Present the following data again exactly as it is shown.

- [Information supplied]
....................

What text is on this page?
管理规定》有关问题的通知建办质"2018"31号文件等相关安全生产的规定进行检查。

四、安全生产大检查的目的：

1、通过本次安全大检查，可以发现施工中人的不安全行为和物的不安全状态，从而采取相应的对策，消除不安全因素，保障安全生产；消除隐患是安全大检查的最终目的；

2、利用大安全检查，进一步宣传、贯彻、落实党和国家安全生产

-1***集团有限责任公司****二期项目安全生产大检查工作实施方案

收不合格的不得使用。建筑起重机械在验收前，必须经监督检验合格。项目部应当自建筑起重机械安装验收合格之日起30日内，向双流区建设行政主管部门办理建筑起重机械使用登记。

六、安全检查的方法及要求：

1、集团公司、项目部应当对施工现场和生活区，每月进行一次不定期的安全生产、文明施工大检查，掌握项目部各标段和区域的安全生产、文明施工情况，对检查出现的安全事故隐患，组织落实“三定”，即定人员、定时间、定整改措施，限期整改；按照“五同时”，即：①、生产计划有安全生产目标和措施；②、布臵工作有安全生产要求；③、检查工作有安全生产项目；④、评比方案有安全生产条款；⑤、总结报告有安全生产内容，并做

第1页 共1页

....................

- [The result]
What text is on this page?
管理规定》有关问题的通知建办质"2018"31号文件等相关安全生产的规定进行检查。

四、安全生产大检查的目的：

1、通过本次安全大检查，可以发现施工中人的不安全行为和物的不安全状态，从而采取相应的对策，消除不安全因素，保障安全生产；消除隐患是安全大检查的最终目的；

2、利用大安全检查，进一步宣传、贯彻、落实党和国家安全生产

-1***集团有限责任公司****二期项目安全生产大检查工作实施方案

收不合格的不得使用。建筑起重机械在验收前，必须经监督检验合格。项目部应当自建筑起重机械安装验收合格之日起30日内，向双流区建设行政主管部门办理建筑起重机械使用登记。

六、安全检查的方法及要求：

1、集团公司、项目部应当对施工现场和生活区，每月进行一次不定期的安全生产、文明施工大检查，掌握项目部各标段和区域的安全生产、文明施工情况，对检查出现的安全事故隐患，组织落实“三定”，即定人员、定时间、定整改措施，限期整改；按照“五同时”，即：①、生产计划有安全生产目标和措施；②、布臵工作有安全生产要求；③、检查工作有安全生产项目；④、评比方案有安全生产条款；⑤、总结报告有安全生产内容，并做

第1页 共1页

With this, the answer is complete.